*Problem to solve*
Search the material for the string "baseline" and copy each line where it occurs.

***** Records for this task

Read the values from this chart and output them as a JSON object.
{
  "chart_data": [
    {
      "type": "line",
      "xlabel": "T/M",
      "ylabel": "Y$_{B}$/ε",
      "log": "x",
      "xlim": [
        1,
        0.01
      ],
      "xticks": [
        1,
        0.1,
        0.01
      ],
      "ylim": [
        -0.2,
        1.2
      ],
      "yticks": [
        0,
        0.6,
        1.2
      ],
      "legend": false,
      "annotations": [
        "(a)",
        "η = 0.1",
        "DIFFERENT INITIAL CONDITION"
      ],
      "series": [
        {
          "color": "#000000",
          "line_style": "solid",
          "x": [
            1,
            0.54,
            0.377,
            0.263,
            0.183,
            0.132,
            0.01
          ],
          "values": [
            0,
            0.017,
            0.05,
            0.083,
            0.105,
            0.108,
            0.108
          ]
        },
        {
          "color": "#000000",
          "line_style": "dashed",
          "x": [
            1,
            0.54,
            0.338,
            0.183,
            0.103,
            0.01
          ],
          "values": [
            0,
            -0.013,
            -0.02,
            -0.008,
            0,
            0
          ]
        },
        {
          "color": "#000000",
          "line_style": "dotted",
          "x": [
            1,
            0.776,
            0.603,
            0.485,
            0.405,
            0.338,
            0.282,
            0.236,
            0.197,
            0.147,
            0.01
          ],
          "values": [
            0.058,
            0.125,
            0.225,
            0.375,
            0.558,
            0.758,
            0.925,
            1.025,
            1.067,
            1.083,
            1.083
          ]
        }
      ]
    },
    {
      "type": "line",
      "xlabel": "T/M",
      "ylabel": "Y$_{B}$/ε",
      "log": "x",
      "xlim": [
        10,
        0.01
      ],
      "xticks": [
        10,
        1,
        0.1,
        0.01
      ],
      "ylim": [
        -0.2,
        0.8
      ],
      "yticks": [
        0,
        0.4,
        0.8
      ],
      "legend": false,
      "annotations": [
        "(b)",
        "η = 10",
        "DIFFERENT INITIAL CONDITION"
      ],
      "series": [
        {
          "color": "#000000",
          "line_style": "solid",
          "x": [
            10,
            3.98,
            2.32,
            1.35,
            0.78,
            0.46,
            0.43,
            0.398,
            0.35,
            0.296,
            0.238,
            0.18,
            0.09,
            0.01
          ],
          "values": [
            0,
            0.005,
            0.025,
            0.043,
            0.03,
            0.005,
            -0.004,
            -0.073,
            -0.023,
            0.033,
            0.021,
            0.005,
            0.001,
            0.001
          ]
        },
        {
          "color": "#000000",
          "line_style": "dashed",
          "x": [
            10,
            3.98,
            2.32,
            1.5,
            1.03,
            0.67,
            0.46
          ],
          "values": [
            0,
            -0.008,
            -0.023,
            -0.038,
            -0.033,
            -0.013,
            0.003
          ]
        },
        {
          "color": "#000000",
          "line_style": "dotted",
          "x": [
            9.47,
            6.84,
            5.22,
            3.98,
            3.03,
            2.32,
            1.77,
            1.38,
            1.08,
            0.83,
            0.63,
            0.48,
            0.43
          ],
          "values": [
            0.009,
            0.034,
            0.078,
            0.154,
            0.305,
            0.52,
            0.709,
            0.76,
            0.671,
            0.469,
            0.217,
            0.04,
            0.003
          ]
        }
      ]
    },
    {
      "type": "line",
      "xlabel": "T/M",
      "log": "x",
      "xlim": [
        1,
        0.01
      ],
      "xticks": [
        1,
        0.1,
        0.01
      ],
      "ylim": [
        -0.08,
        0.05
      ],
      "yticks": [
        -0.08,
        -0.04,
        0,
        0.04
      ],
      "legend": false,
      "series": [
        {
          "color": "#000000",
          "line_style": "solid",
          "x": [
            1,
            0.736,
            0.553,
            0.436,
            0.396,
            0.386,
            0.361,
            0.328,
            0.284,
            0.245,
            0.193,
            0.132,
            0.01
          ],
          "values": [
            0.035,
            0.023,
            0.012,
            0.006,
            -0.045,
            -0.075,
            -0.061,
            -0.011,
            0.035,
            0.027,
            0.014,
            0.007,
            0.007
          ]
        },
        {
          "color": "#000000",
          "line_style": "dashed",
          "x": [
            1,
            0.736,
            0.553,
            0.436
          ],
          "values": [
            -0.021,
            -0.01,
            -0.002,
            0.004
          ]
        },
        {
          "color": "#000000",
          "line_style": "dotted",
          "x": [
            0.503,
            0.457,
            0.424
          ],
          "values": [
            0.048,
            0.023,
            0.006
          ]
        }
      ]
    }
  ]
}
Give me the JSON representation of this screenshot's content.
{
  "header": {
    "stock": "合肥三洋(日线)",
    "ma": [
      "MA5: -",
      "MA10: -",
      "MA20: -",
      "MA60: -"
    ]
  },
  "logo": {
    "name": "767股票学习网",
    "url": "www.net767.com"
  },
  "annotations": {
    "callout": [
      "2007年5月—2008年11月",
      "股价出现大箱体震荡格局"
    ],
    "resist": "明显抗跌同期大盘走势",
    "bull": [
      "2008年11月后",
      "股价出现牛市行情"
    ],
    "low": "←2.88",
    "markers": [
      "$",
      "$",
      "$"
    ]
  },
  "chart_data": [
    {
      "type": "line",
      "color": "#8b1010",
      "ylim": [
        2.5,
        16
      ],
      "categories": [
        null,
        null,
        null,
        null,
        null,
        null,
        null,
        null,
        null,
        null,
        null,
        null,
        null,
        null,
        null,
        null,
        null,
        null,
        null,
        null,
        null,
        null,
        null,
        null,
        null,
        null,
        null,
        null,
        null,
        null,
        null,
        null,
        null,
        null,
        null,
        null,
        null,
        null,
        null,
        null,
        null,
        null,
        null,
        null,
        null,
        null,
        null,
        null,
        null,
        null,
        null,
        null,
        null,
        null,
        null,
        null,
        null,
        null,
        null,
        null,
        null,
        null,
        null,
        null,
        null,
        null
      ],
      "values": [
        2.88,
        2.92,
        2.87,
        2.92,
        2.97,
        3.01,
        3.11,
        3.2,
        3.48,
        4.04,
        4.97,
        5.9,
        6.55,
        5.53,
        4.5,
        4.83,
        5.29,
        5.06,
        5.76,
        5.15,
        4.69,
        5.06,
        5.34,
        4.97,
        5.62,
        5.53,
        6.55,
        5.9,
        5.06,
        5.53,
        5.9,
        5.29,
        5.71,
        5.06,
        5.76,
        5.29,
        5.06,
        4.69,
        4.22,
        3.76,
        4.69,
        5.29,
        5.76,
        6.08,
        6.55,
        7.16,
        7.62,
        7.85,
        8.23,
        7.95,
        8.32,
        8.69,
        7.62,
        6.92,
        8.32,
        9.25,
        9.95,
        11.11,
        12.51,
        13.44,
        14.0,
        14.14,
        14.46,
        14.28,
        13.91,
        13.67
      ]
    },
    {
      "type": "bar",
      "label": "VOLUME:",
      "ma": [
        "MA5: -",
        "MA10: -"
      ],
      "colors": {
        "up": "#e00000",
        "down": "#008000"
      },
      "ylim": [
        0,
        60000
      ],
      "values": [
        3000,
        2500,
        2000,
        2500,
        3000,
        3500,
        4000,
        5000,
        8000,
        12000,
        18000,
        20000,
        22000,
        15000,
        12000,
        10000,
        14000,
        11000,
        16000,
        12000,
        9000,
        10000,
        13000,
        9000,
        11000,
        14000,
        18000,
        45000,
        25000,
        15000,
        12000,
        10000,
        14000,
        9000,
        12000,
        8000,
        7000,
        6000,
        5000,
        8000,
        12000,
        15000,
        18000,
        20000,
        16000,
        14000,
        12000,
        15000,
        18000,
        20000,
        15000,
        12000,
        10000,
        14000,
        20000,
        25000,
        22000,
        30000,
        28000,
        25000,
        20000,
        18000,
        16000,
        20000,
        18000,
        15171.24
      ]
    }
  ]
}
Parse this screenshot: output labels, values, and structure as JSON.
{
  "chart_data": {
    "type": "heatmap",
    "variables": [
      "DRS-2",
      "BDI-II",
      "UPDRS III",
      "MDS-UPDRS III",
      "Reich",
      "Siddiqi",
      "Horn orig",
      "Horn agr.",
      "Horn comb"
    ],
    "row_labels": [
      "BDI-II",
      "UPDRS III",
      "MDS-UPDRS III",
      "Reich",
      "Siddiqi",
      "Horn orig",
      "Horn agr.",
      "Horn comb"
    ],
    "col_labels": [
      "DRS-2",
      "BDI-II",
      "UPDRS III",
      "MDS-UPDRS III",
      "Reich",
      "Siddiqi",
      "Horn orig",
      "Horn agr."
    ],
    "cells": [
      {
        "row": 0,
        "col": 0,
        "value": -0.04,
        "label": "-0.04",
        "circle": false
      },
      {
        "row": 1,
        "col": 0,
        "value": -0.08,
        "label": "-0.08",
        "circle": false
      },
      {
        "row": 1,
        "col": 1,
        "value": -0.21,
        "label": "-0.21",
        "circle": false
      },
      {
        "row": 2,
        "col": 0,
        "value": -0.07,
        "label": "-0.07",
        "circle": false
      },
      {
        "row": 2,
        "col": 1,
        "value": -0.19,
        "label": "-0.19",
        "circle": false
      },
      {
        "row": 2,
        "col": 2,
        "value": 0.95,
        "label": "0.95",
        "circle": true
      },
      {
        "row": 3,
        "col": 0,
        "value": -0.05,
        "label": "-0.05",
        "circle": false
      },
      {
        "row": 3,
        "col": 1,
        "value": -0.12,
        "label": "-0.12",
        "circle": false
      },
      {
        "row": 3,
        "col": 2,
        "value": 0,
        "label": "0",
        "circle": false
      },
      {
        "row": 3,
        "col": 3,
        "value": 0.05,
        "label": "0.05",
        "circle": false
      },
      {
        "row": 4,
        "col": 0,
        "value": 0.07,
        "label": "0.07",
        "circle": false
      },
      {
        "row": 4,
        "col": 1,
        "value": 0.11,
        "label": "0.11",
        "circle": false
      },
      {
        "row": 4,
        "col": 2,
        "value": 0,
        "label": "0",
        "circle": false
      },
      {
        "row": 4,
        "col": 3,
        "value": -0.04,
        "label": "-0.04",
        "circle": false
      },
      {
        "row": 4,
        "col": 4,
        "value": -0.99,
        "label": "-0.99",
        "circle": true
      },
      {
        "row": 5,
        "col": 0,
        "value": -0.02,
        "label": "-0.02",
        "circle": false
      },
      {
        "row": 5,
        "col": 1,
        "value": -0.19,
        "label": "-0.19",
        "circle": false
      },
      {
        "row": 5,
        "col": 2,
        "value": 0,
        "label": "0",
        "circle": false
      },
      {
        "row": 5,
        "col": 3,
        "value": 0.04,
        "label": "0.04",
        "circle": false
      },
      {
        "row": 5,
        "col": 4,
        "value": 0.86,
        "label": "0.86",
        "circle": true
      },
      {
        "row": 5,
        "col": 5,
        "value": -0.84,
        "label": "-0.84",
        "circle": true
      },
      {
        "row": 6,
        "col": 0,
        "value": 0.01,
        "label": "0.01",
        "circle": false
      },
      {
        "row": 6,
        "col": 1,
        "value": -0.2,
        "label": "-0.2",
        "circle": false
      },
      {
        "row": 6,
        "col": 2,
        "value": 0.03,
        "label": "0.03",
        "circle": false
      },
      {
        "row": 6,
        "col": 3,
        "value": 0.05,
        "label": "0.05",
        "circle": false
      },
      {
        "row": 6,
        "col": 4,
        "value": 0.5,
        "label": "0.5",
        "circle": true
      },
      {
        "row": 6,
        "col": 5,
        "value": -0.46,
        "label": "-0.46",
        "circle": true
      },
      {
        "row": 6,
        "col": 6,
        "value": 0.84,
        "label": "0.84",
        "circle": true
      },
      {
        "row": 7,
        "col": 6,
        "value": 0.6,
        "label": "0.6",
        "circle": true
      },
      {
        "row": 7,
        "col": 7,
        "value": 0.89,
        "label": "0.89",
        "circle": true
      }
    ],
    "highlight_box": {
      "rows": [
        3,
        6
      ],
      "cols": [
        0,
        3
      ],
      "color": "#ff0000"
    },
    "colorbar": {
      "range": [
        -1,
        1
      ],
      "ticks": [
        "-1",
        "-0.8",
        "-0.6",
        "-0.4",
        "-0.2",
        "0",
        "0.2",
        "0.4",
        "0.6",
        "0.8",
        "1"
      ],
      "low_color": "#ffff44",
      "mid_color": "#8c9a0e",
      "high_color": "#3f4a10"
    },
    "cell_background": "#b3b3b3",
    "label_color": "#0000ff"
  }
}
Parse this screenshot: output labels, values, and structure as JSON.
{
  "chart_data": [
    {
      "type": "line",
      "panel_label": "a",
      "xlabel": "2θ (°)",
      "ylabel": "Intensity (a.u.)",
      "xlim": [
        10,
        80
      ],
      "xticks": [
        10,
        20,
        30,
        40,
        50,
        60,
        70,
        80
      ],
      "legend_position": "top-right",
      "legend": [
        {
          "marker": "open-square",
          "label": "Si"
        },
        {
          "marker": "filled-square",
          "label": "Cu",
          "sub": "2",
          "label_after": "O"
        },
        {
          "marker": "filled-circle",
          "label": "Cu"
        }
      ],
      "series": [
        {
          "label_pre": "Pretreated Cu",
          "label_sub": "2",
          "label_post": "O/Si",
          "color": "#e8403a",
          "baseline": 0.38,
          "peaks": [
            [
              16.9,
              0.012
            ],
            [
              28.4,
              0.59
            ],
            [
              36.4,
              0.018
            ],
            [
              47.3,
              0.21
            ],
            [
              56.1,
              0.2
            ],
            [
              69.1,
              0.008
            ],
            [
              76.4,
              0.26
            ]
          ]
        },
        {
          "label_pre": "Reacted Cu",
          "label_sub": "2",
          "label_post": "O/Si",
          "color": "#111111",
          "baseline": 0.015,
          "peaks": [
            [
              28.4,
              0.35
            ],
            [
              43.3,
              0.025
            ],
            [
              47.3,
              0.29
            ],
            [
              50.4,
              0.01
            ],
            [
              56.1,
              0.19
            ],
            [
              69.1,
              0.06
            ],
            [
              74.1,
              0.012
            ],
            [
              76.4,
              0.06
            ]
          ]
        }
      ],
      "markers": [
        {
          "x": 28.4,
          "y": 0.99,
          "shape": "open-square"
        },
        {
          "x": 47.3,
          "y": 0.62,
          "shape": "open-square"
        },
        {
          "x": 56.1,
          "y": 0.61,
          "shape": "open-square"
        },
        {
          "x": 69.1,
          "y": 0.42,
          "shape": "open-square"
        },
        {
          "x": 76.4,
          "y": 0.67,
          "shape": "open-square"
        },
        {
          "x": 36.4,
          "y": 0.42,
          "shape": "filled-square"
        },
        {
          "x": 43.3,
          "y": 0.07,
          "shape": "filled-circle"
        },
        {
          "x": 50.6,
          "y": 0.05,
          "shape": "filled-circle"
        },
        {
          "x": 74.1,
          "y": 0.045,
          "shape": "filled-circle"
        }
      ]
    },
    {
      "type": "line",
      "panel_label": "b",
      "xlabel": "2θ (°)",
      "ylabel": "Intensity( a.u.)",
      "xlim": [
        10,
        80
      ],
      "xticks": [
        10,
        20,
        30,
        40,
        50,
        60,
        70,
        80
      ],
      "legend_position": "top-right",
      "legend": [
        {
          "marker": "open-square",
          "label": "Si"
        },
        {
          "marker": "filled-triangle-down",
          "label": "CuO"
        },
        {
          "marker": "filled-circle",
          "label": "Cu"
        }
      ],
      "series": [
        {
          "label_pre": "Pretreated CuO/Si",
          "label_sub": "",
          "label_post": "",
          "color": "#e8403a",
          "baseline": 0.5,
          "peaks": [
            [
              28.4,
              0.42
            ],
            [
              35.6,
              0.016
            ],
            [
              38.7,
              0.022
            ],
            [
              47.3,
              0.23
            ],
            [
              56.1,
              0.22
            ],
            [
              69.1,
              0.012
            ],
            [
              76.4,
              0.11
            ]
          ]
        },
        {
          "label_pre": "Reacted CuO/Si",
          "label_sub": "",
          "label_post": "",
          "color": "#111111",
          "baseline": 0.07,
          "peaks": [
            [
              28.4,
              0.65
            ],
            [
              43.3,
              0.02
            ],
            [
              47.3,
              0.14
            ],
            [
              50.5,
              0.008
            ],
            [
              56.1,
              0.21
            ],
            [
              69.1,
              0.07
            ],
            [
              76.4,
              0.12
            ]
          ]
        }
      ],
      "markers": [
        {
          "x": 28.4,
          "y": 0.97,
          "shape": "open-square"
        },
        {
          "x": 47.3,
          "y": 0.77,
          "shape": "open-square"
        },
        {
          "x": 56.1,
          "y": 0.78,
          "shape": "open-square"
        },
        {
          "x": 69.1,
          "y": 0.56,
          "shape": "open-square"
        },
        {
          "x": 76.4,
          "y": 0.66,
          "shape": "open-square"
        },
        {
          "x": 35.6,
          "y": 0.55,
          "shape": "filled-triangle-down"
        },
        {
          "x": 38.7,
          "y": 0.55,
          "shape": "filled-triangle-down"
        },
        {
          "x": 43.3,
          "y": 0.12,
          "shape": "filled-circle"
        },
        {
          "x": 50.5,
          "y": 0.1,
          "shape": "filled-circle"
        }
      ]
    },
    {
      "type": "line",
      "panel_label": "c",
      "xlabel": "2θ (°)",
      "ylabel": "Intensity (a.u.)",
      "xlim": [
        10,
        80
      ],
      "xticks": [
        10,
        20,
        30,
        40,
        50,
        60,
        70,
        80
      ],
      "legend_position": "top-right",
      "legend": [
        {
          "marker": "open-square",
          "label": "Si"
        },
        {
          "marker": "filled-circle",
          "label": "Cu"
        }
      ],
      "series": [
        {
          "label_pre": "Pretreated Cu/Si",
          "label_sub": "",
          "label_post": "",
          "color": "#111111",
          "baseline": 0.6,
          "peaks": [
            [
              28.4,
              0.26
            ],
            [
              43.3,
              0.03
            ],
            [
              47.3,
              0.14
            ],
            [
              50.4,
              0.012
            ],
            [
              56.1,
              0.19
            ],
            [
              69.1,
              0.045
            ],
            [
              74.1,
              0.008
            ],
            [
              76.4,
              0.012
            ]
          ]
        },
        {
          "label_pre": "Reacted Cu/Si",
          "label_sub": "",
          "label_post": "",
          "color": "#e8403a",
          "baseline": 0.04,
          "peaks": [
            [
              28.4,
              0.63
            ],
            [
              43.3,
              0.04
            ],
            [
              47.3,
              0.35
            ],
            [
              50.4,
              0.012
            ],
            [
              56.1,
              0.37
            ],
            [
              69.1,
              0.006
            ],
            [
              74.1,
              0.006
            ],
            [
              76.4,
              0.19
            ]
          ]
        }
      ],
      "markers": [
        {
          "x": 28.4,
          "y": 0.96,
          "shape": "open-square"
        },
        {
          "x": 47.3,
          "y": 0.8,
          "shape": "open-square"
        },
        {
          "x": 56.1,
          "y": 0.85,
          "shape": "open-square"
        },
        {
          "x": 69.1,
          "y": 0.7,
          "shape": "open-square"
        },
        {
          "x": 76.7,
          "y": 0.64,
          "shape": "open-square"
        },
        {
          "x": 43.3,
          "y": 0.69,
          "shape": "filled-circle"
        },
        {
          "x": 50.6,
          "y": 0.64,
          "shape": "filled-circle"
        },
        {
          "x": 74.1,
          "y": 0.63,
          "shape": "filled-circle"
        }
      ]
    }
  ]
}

**********

*Exercise solution*
          "baseline": 0.38,
          "baseline": 0.015,
          "baseline": 0.5,
          "baseline": 0.07,
          "baseline": 0.6,
          "baseline": 0.04,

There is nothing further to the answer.